■ Supplied data
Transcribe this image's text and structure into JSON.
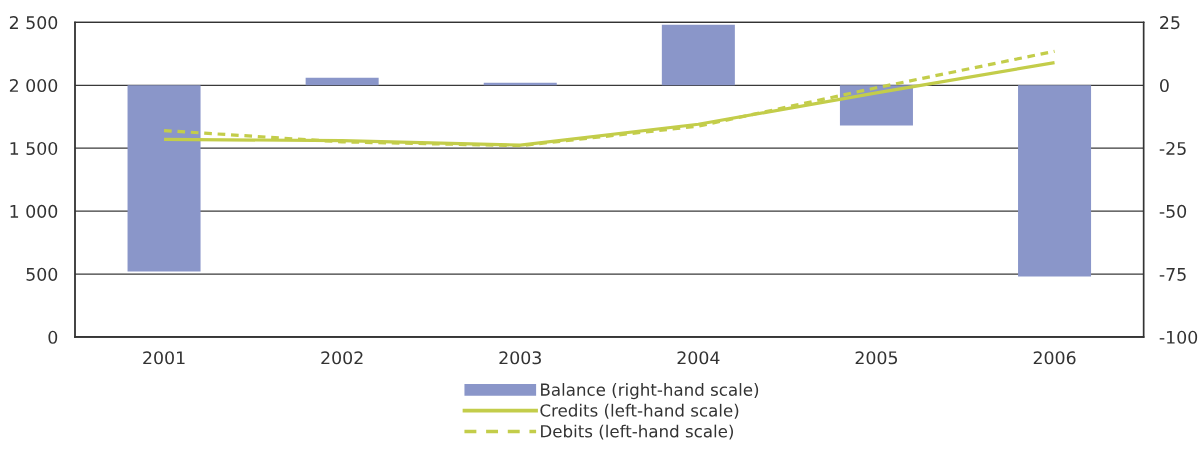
{
  "chart_data": {
    "type": "bar",
    "categories": [
      "2001",
      "2002",
      "2003",
      "2004",
      "2005",
      "2006"
    ],
    "series": [
      {
        "name": "Balance (right-hand scale)",
        "axis": "y2",
        "color": "#8a96c9",
        "values": [
          -74,
          3,
          1,
          24,
          -16,
          -76
        ]
      },
      {
        "name": "Credits (left-hand scale)",
        "type": "line",
        "color": "#c3cd4a",
        "line_style": "solid",
        "values": [
          1570,
          1560,
          1525,
          1690,
          1940,
          2180
        ]
      },
      {
        "name": "Debits (left-hand scale)",
        "type": "line",
        "color": "#c3cd4a",
        "line_style": "dashed",
        "values": [
          1640,
          1550,
          1520,
          1675,
          1980,
          2270
        ]
      }
    ],
    "ylim": [
      0,
      2500
    ],
    "yticks": [
      0,
      500,
      {
        "value": 1000,
        "label": "1 000"
      },
      {
        "value": 1500,
        "label": "1 500"
      },
      {
        "value": 2000,
        "label": "2 000"
      },
      {
        "value": 2500,
        "label": "2 500"
      }
    ],
    "y2lim": [
      -100,
      25
    ],
    "y2ticks": [
      -100,
      -75,
      -50,
      -25,
      0,
      25
    ],
    "grid": "y",
    "legend": "bottom"
  }
}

■ Task statement
Search the entries for the word "left" and gather every line where it appears.

■ The reply
        "name": "Credits (left-hand scale)",
        "name": "Debits (left-hand scale)",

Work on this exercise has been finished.